'''

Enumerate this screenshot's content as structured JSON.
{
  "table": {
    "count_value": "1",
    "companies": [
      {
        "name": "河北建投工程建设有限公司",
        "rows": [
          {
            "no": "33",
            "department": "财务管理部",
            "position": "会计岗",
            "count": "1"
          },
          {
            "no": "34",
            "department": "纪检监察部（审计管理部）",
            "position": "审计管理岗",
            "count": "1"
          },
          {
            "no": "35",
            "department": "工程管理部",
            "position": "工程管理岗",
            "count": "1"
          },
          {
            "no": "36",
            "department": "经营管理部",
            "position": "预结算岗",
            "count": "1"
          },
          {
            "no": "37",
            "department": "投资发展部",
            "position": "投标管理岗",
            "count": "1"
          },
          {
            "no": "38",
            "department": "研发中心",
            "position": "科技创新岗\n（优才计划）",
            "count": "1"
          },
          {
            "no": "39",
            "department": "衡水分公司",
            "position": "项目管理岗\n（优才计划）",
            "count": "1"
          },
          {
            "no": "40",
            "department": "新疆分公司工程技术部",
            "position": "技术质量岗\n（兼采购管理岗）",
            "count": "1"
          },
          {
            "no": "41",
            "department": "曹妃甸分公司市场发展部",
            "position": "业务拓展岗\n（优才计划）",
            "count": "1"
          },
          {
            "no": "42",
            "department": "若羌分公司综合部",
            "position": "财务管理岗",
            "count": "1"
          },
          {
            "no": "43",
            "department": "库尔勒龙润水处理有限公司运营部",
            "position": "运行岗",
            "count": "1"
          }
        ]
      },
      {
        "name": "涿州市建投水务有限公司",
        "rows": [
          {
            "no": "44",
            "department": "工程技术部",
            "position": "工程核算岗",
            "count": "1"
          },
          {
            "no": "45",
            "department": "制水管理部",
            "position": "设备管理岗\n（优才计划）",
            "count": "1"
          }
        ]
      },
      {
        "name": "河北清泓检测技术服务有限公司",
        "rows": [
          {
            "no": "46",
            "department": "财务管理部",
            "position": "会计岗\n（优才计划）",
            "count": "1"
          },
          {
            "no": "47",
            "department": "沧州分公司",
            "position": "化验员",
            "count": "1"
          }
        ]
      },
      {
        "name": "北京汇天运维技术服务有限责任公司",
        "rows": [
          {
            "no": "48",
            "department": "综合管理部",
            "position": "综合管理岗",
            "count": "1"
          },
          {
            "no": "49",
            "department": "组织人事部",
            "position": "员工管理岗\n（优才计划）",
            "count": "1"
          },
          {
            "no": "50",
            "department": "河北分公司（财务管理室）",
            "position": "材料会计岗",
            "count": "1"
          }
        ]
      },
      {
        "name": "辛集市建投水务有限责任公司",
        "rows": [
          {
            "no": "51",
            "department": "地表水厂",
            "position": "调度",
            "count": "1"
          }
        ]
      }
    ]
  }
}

'''

From the entries, report each line that includes the word "name".

▸ **RESULT BELOW**
        "name": "河北建投工程建设有限公司",
        "name": "涿州市建投水务有限公司",
        "name": "河北清泓检测技术服务有限公司",
        "name": "北京汇天运维技术服务有限责任公司",
        "name": "辛集市建投水务有限责任公司",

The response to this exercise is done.